■ GOAL: Leave the pictures out and print every record below exactly as it stands.

--- START ---

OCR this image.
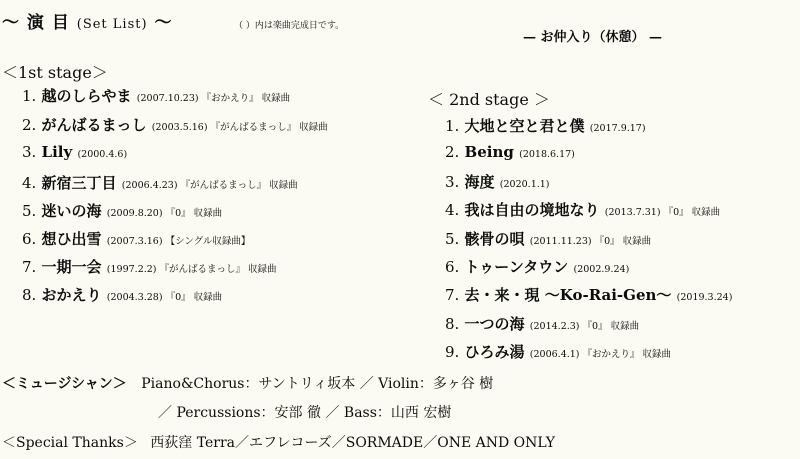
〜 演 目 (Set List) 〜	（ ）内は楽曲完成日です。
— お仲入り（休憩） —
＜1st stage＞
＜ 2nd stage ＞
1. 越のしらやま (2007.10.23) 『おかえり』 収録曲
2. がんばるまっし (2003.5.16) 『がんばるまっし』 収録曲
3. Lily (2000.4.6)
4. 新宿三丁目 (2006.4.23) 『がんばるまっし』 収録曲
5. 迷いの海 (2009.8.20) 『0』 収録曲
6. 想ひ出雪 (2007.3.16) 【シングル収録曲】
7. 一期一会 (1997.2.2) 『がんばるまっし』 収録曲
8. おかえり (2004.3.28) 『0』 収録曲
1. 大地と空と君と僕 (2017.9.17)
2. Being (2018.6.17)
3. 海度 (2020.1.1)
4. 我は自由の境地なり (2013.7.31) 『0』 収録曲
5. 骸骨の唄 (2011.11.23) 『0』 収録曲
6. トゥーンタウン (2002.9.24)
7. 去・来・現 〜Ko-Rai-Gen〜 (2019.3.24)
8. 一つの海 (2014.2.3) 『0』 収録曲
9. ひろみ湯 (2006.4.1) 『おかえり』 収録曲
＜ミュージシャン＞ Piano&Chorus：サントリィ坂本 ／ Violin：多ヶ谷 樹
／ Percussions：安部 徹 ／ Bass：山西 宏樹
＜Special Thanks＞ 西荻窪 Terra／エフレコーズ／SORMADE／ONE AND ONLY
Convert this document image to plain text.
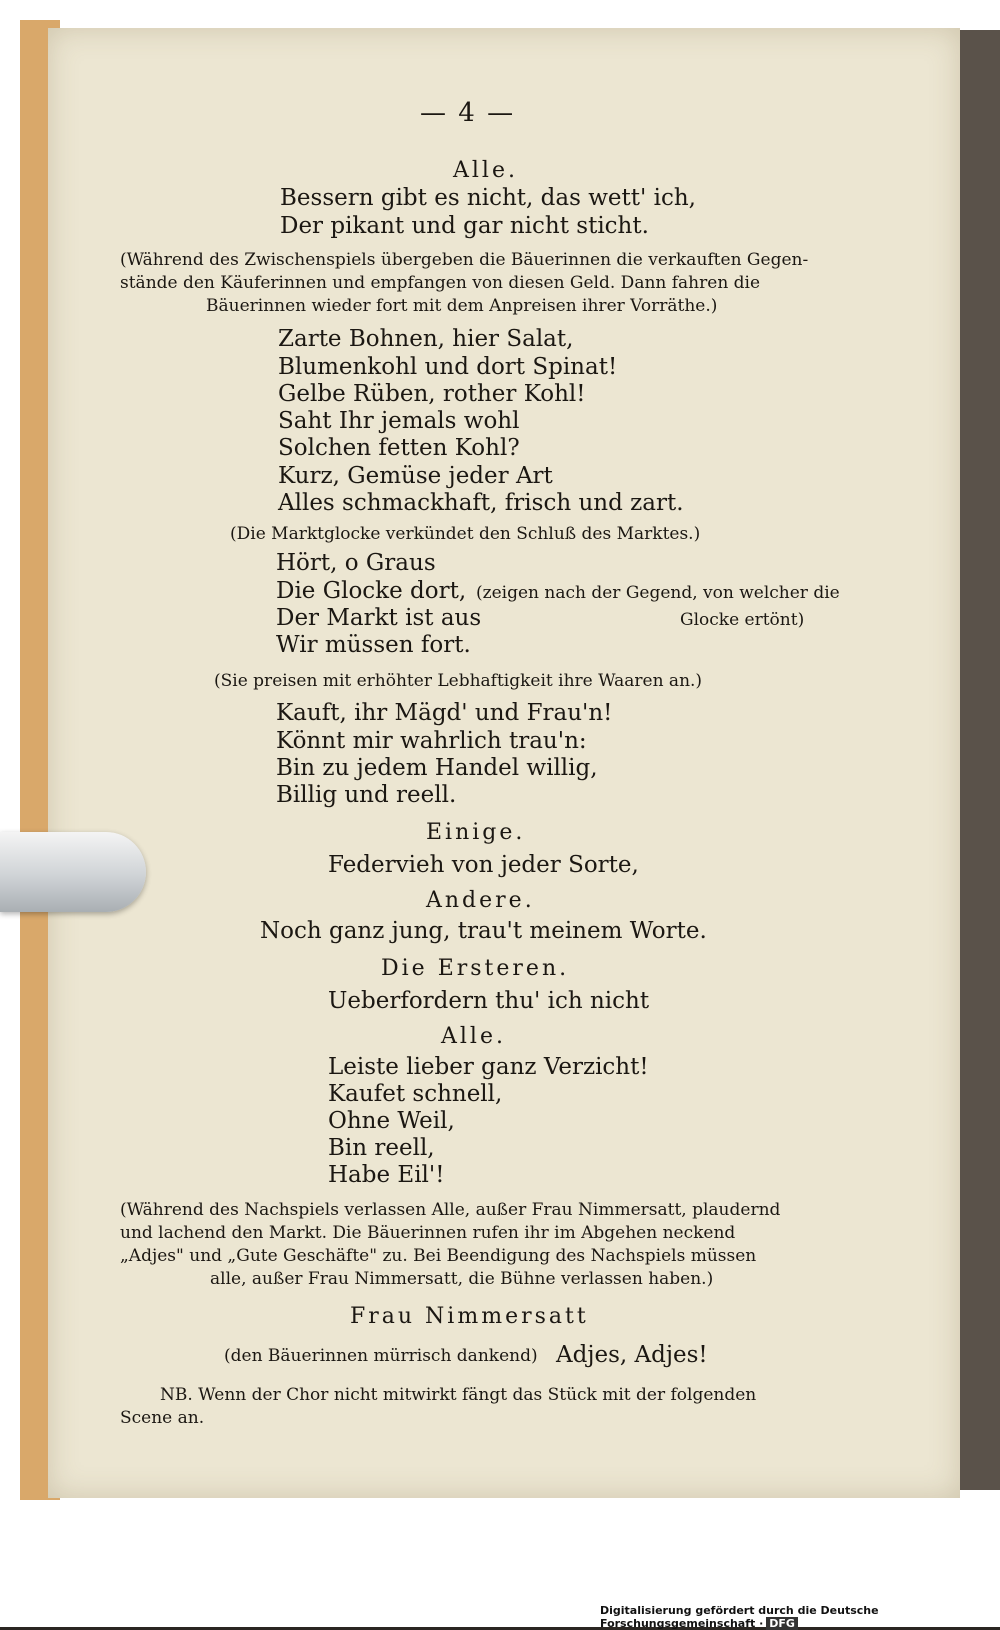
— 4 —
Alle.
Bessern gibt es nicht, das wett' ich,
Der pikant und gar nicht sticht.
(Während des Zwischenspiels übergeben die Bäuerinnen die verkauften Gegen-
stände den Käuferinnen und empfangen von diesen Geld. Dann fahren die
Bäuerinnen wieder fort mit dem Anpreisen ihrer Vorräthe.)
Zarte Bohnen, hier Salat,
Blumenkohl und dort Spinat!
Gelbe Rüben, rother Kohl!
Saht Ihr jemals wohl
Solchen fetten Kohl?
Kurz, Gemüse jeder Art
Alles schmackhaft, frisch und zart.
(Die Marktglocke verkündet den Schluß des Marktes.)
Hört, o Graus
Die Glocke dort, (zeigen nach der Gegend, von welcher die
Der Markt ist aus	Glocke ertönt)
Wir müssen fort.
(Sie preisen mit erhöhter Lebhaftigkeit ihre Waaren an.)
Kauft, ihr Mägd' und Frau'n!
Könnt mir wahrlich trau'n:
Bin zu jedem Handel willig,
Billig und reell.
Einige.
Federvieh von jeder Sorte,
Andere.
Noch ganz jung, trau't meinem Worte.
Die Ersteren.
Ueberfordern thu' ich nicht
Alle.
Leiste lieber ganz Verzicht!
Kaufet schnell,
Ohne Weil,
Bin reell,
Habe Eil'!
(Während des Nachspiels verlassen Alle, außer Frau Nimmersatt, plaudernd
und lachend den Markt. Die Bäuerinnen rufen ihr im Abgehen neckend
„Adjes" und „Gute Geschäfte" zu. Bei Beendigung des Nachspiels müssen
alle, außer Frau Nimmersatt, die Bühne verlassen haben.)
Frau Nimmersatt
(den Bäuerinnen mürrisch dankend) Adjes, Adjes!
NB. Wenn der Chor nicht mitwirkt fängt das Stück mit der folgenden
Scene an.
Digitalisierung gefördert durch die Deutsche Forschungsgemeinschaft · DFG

--- END ---

■ EXERCISE ANSWER:
OCR this image.
〜 演 目 (Set List) 〜	（ ）内は楽曲完成日です。
— お仲入り（休憩） —
＜1st stage＞
＜ 2nd stage ＞
1. 越のしらやま (2007.10.23) 『おかえり』 収録曲
2. がんばるまっし (2003.5.16) 『がんばるまっし』 収録曲
3. Lily (2000.4.6)
4. 新宿三丁目 (2006.4.23) 『がんばるまっし』 収録曲
5. 迷いの海 (2009.8.20) 『0』 収録曲
6. 想ひ出雪 (2007.3.16) 【シングル収録曲】
7. 一期一会 (1997.2.2) 『がんばるまっし』 収録曲
8. おかえり (2004.3.28) 『0』 収録曲
1. 大地と空と君と僕 (2017.9.17)
2. Being (2018.6.17)
3. 海度 (2020.1.1)
4. 我は自由の境地なり (2013.7.31) 『0』 収録曲
5. 骸骨の唄 (2011.11.23) 『0』 収録曲
6. トゥーンタウン (2002.9.24)
7. 去・来・現 〜Ko-Rai-Gen〜 (2019.3.24)
8. 一つの海 (2014.2.3) 『0』 収録曲
9. ひろみ湯 (2006.4.1) 『おかえり』 収録曲
＜ミュージシャン＞ Piano&Chorus：サントリィ坂本 ／ Violin：多ヶ谷 樹
／ Percussions：安部 徹 ／ Bass：山西 宏樹
＜Special Thanks＞ 西荻窪 Terra／エフレコーズ／SORMADE／ONE AND ONLY
Convert this document image to plain text.
— 4 —
Alle.
Bessern gibt es nicht, das wett' ich,
Der pikant und gar nicht sticht.
(Während des Zwischenspiels übergeben die Bäuerinnen die verkauften Gegen-
stände den Käuferinnen und empfangen von diesen Geld. Dann fahren die
Bäuerinnen wieder fort mit dem Anpreisen ihrer Vorräthe.)
Zarte Bohnen, hier Salat,
Blumenkohl und dort Spinat!
Gelbe Rüben, rother Kohl!
Saht Ihr jemals wohl
Solchen fetten Kohl?
Kurz, Gemüse jeder Art
Alles schmackhaft, frisch und zart.
(Die Marktglocke verkündet den Schluß des Marktes.)
Hört, o Graus
Die Glocke dort, (zeigen nach der Gegend, von welcher die
Der Markt ist aus	Glocke ertönt)
Wir müssen fort.
(Sie preisen mit erhöhter Lebhaftigkeit ihre Waaren an.)
Kauft, ihr Mägd' und Frau'n!
Könnt mir wahrlich trau'n:
Bin zu jedem Handel willig,
Billig und reell.
Einige.
Federvieh von jeder Sorte,
Andere.
Noch ganz jung, trau't meinem Worte.
Die Ersteren.
Ueberfordern thu' ich nicht
Alle.
Leiste lieber ganz Verzicht!
Kaufet schnell,
Ohne Weil,
Bin reell,
Habe Eil'!
(Während des Nachspiels verlassen Alle, außer Frau Nimmersatt, plaudernd
und lachend den Markt. Die Bäuerinnen rufen ihr im Abgehen neckend
„Adjes" und „Gute Geschäfte" zu. Bei Beendigung des Nachspiels müssen
alle, außer Frau Nimmersatt, die Bühne verlassen haben.)
Frau Nimmersatt
(den Bäuerinnen mürrisch dankend) Adjes, Adjes!
NB. Wenn der Chor nicht mitwirkt fängt das Stück mit der folgenden
Scene an.
Digitalisierung gefördert durch die Deutsche Forschungsgemeinschaft · DFG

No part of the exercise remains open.